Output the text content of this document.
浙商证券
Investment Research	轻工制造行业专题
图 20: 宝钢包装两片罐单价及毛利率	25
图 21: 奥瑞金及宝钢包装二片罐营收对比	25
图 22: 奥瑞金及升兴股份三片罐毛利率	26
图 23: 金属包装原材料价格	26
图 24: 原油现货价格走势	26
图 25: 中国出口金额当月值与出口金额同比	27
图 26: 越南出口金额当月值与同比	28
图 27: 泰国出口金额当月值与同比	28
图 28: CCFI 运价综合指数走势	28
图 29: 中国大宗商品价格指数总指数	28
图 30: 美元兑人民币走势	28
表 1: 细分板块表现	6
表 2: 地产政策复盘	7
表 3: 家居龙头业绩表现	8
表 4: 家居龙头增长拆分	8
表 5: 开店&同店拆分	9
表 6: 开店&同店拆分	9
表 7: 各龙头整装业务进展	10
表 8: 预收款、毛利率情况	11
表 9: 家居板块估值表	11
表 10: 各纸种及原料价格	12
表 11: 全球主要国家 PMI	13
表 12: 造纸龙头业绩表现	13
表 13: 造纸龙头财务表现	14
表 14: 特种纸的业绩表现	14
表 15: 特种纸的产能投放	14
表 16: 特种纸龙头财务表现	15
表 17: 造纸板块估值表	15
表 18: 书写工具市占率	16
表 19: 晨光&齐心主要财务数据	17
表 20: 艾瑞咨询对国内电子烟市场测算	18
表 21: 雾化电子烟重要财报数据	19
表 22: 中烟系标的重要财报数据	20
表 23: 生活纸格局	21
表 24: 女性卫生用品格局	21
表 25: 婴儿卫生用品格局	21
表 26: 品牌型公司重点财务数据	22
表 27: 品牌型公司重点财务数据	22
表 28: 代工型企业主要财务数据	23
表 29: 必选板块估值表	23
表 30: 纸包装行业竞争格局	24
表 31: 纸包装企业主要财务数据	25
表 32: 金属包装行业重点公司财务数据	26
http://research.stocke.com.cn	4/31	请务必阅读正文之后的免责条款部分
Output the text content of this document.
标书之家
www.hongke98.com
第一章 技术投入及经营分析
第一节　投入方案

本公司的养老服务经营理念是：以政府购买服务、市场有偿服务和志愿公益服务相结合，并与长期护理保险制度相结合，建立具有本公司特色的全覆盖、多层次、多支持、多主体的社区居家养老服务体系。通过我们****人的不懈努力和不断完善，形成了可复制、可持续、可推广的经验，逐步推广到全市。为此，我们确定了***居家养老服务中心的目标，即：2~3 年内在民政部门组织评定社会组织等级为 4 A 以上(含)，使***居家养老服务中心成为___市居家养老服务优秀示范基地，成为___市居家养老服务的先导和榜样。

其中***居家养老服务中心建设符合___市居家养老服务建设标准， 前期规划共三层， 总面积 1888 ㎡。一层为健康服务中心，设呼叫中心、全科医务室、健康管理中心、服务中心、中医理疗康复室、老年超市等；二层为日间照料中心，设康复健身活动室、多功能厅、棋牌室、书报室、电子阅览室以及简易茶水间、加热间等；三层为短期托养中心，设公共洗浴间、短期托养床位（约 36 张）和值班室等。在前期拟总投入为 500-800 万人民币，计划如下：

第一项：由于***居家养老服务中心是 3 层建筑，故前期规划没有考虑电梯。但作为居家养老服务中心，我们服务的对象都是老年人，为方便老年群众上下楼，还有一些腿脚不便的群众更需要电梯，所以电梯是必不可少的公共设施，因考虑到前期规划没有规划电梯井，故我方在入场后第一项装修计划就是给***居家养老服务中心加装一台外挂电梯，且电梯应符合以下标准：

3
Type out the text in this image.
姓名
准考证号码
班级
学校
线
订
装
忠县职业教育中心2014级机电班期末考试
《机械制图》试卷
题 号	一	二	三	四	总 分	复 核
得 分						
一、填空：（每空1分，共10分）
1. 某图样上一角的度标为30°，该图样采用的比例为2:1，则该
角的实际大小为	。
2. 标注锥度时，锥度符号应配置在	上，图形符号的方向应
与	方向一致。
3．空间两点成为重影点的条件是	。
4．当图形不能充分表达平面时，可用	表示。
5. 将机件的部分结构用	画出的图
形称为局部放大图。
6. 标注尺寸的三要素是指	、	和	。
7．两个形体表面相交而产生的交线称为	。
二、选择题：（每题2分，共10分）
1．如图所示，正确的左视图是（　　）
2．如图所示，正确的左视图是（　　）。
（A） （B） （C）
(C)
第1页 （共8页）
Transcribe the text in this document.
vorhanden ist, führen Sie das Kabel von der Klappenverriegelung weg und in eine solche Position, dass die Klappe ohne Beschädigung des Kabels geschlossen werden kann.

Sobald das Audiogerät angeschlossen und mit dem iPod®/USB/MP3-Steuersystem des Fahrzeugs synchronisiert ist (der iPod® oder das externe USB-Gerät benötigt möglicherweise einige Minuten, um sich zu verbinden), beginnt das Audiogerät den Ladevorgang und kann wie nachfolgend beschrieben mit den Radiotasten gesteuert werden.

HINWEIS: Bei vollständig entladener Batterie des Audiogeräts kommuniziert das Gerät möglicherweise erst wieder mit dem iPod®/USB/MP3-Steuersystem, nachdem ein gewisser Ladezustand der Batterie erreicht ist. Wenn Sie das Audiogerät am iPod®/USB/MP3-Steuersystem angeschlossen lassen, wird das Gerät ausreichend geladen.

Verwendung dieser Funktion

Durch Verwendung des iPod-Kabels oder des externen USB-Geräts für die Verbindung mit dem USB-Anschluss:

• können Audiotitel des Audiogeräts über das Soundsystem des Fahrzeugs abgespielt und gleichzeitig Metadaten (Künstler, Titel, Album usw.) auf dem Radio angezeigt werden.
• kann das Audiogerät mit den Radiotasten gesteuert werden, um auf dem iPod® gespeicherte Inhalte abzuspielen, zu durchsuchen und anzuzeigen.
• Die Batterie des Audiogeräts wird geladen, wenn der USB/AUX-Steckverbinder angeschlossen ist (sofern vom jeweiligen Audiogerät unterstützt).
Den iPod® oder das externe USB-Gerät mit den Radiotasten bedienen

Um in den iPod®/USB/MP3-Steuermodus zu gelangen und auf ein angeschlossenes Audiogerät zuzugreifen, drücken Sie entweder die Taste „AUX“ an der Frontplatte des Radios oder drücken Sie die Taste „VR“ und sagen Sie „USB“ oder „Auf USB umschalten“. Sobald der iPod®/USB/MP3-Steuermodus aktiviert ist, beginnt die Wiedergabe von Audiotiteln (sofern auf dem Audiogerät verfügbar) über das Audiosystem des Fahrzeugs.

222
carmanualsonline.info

---+---

▸ **Set problem**
Among these entries, how many lines include the string "Batterie"? Reply with the number by itself.

▸ **Expected answer**
2